--- EXERCISE DATA ---

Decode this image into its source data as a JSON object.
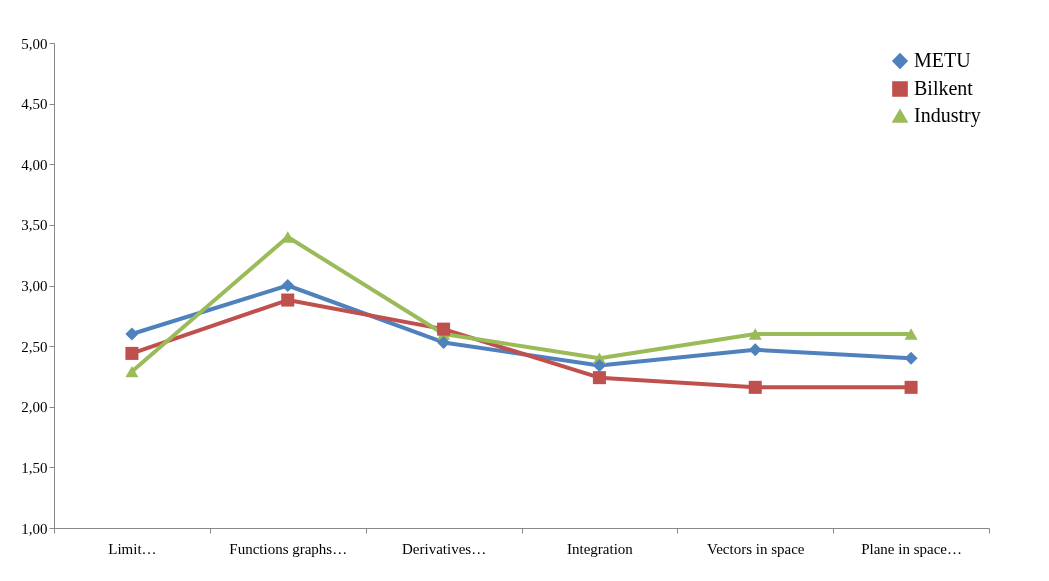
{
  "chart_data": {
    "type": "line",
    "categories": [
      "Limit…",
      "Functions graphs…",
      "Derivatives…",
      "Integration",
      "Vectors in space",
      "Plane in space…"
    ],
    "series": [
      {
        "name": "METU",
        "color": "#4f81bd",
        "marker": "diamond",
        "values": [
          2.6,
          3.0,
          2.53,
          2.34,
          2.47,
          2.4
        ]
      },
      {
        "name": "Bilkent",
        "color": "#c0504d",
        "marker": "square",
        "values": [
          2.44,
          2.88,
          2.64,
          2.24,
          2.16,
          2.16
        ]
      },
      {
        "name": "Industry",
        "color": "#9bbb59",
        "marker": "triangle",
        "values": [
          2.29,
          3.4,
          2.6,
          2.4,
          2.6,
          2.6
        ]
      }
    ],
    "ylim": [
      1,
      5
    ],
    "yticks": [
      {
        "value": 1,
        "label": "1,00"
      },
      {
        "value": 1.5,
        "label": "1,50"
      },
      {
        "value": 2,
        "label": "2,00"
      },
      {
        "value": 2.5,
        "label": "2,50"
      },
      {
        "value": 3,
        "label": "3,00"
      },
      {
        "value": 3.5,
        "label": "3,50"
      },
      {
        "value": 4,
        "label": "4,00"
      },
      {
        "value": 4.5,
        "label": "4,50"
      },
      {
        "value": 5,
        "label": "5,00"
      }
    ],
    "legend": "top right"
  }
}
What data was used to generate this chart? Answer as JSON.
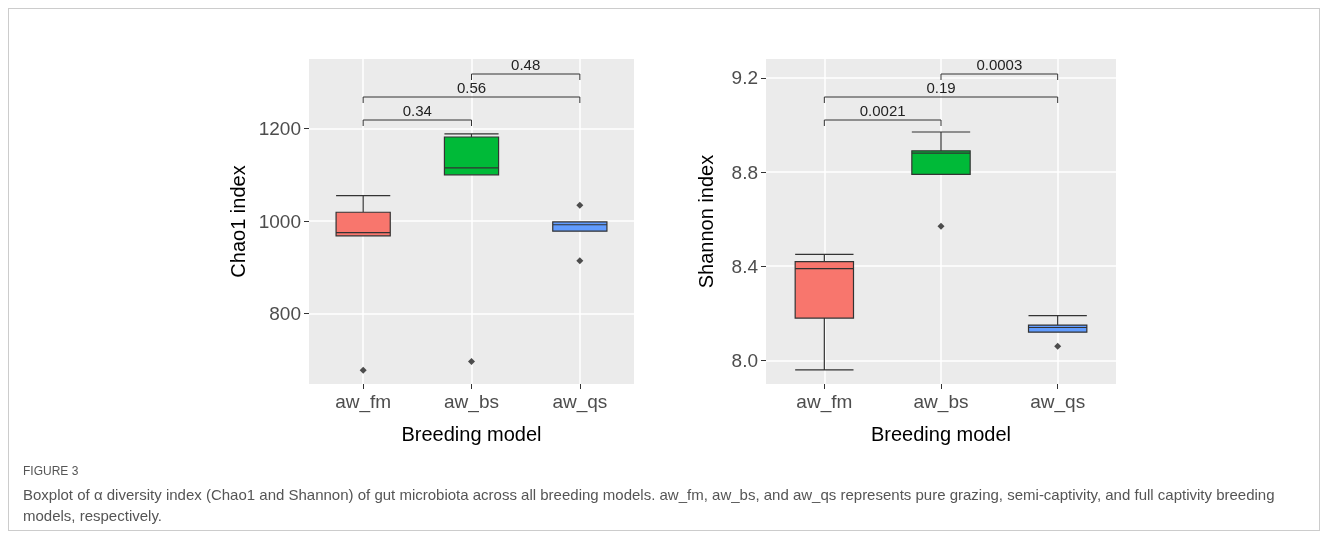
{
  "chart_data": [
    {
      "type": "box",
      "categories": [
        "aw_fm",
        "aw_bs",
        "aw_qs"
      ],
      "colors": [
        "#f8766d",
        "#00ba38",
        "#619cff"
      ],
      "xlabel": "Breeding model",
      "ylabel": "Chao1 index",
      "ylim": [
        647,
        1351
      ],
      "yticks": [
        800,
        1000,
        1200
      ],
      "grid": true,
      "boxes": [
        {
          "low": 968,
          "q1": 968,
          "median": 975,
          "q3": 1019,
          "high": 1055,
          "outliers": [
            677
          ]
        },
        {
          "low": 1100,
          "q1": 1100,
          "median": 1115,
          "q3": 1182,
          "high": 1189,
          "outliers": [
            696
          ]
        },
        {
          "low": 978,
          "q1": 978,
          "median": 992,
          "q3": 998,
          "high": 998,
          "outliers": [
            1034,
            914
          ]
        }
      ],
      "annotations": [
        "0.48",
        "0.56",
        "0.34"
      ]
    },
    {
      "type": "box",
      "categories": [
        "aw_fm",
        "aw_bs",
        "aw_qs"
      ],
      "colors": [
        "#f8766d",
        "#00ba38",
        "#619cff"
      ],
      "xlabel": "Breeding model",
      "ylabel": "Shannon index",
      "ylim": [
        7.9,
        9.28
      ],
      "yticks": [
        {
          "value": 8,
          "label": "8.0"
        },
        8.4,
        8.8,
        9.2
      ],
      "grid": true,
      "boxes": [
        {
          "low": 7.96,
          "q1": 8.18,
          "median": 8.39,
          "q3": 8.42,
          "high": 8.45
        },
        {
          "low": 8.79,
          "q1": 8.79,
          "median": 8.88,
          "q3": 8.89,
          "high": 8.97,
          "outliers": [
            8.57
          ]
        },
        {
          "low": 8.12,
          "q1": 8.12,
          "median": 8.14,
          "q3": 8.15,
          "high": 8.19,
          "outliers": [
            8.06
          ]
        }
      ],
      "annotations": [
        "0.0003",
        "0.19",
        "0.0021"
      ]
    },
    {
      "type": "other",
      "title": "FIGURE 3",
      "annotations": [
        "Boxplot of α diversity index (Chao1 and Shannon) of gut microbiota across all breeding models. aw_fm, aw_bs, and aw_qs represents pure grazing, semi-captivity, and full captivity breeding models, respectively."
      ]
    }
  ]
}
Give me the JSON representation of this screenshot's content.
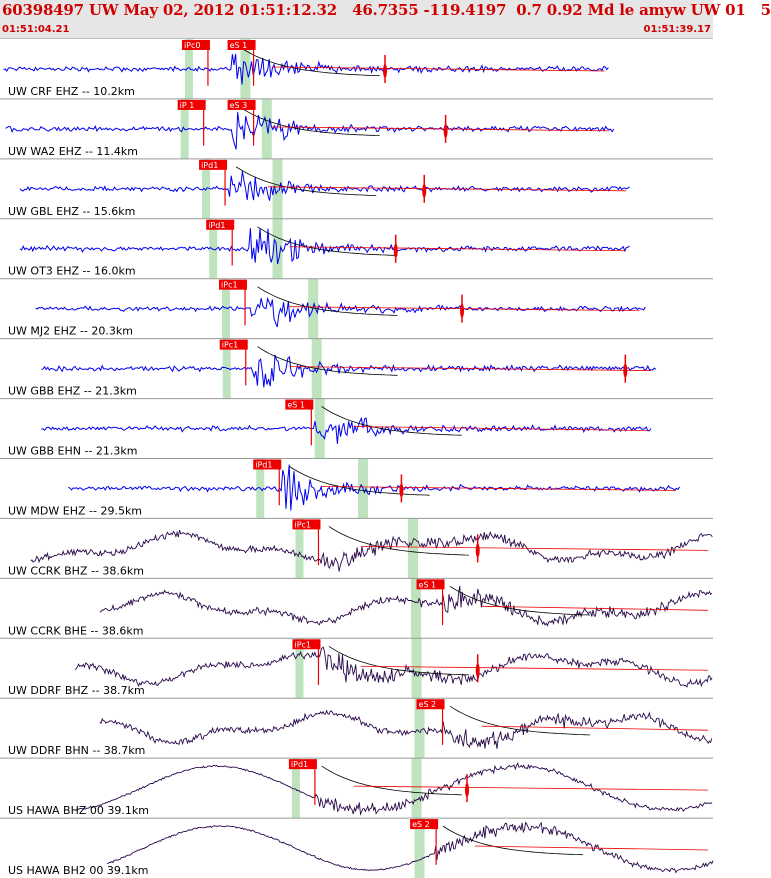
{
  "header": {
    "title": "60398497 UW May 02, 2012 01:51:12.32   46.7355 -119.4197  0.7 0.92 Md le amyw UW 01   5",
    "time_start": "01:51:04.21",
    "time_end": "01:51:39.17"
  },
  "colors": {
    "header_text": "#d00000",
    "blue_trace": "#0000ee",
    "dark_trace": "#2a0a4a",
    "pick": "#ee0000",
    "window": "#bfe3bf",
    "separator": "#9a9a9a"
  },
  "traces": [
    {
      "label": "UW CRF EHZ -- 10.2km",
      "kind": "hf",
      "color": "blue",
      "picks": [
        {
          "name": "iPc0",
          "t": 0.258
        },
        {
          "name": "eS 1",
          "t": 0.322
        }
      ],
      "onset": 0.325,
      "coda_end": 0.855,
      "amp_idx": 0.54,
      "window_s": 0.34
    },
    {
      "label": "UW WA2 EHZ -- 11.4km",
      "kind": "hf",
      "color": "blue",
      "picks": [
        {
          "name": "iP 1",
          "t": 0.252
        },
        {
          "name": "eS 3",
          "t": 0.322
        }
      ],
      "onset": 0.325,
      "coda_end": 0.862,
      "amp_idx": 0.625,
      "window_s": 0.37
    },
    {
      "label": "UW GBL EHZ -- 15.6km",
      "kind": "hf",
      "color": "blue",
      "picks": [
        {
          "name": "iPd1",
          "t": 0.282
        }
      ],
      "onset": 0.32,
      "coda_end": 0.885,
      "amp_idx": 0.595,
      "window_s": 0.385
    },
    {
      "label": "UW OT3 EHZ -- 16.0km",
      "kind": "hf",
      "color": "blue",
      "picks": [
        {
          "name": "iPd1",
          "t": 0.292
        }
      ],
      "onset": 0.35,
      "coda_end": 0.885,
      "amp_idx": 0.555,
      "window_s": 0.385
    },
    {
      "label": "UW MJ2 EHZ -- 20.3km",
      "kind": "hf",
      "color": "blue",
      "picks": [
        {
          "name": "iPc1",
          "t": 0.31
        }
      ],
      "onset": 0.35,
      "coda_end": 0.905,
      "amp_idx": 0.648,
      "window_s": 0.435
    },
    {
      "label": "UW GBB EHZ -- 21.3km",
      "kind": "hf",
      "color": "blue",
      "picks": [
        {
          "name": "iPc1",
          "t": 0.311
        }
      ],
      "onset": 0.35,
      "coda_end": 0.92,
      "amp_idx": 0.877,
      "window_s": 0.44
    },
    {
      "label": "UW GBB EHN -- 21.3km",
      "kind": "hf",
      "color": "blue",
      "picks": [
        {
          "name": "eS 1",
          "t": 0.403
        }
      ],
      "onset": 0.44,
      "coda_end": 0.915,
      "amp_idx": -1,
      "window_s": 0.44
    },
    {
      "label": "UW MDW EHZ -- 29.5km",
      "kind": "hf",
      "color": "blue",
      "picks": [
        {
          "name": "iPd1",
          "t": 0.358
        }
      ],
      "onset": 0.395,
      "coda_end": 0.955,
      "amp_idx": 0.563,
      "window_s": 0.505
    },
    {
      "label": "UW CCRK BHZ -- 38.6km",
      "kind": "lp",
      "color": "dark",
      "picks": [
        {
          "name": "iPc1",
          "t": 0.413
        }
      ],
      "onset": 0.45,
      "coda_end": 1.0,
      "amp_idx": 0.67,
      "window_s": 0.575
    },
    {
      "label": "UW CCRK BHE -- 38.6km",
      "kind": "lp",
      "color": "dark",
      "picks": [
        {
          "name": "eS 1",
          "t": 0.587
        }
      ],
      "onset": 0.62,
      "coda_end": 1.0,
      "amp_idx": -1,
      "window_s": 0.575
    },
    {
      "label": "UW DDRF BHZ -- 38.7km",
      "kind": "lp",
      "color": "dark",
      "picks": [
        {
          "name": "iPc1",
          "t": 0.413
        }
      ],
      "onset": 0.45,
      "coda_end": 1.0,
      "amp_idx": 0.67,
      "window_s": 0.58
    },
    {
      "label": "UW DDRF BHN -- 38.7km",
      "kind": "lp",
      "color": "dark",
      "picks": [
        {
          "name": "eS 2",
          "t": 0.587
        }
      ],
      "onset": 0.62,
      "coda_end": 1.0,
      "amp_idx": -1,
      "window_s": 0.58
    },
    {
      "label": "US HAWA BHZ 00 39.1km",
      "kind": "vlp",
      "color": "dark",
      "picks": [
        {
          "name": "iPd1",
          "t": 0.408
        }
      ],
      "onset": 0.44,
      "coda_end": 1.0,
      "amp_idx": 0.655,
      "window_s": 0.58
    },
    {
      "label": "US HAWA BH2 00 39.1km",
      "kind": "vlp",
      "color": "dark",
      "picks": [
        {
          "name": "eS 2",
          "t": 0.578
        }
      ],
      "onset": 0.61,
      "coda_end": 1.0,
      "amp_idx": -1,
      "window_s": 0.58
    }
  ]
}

---

• EXERCISE REQUIREMENTS
Pick out each line that holds the string "DDRF".

• TASK SOLUTION
      "label": "UW DDRF BHZ -- 38.7km",
      "label": "UW DDRF BHN -- 38.7km",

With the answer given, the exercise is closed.